* Consigne 1 *
Dénombrez les lignes de la liste qui contiennent la chaîne « Reserved », en tenant compte de la casse. Donnez uniquement ce nombre.

-------- Extrait du document

La Syrie est devenue otage d’une lutte d’influence entre les Etats-Unis et la Russie, déplore le patriarche melkite Grégoire III Laham. Le chef de l’Eglise grecque-catholique, résidant habituellement à Damas, en Syrie, se trouve actuellement dans la résidence patriarcale de Raboué, au Liban, où se tient du 6 au 8 février le synode de l’Eglise grecque-melkite catholique.
Interrogé par Fady Noun, journaliste au quotidien francophone libanais "L’Orient-Le Jour", le patriarche estime que son pays, la Syrie, est devenue otage d’une lutte d’influence entre les Etats-Unis et la Russie. Le chef de l’Eglise grecque-catholique, comme certaines personnalités de l’opposition ou des chefs religieux en Syrie, espère un changement interne, tout en étant conscient de sa difficulté, dans la structure actuelle du parti unique.

----------------

* Consigne 2 *
Recopiez à l'identique le passage du texte sur la Syrie, en commençant à « Interrogé par Fady » et en terminant à « du parti unique. ».

-------- Données à traiter

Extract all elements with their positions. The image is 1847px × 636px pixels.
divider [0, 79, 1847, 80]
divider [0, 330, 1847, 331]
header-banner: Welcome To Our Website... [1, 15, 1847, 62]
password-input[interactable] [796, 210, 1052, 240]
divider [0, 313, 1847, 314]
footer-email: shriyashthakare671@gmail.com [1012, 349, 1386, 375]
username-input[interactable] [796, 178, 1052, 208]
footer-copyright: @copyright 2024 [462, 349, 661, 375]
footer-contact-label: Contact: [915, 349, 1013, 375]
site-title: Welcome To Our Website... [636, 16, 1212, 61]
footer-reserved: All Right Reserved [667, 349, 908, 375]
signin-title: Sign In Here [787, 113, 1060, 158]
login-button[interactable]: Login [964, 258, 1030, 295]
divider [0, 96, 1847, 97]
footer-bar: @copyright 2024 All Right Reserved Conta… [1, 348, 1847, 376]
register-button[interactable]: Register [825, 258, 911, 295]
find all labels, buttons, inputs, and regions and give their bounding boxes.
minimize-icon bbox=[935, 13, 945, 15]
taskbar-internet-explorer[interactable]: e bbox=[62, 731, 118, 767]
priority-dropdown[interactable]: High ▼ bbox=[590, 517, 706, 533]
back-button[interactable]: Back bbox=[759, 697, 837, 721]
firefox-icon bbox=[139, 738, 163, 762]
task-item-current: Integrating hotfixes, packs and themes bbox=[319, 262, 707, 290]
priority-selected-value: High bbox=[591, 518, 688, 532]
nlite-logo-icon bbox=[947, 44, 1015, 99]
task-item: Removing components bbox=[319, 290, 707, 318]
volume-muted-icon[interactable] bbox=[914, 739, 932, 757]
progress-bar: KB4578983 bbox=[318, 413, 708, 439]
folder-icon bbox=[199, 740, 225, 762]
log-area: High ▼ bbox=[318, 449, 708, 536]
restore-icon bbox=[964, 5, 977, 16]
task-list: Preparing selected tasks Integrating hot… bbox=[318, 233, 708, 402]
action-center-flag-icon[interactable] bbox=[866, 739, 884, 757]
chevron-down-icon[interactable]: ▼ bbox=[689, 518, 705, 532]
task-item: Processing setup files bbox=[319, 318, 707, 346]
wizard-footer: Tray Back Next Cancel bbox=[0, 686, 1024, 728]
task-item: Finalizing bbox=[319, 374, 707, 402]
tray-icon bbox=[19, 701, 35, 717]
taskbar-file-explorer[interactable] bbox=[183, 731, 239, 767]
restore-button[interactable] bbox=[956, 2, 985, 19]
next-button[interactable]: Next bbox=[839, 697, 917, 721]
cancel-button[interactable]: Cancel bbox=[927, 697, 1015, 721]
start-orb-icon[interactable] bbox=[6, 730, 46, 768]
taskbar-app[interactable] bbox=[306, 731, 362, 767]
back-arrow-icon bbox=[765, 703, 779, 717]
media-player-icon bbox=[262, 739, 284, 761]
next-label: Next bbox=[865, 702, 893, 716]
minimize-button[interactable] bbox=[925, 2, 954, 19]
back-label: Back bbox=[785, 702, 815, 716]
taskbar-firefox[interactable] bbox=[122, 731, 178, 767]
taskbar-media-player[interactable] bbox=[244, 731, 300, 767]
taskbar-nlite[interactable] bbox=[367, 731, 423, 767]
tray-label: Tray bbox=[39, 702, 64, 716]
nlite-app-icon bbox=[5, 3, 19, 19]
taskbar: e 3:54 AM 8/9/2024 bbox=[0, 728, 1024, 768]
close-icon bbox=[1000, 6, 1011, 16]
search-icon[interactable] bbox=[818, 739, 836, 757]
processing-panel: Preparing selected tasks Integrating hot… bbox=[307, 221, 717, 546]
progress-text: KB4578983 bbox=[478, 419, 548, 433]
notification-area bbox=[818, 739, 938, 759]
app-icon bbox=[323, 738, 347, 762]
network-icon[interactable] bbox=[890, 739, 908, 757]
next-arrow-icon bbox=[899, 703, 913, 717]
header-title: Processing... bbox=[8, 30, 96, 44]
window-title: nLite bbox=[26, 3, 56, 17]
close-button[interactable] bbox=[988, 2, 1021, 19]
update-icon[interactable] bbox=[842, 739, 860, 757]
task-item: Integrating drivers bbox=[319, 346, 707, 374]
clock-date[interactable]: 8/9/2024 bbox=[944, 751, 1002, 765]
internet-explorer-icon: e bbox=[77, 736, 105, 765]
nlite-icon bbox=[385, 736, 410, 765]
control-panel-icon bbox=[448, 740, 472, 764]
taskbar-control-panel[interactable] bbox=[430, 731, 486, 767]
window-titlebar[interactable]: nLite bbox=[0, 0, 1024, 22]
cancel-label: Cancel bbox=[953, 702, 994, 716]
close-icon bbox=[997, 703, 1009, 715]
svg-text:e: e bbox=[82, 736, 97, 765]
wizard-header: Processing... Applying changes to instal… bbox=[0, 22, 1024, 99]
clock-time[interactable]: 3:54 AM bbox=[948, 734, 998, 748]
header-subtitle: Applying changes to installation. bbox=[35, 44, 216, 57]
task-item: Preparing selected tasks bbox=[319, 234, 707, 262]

----------------

* Réponse attendue 1 *
2

* Réponse attendue 2 *
Interrogé par Fady Noun, journaliste au quotidien francophone libanais "L’Orient-Le Jour", le patriarche estime que son pays, la Syrie, est devenue otage d’une lutte d’influence entre les Etats-Unis et la Russie. Le chef de l’Eglise grecque-catholique, comme certaines personnalités de l’opposition ou des chefs religieux en Syrie, espère un changement interne, tout en étant conscient de sa difficulté, dans la structure actuelle du parti unique.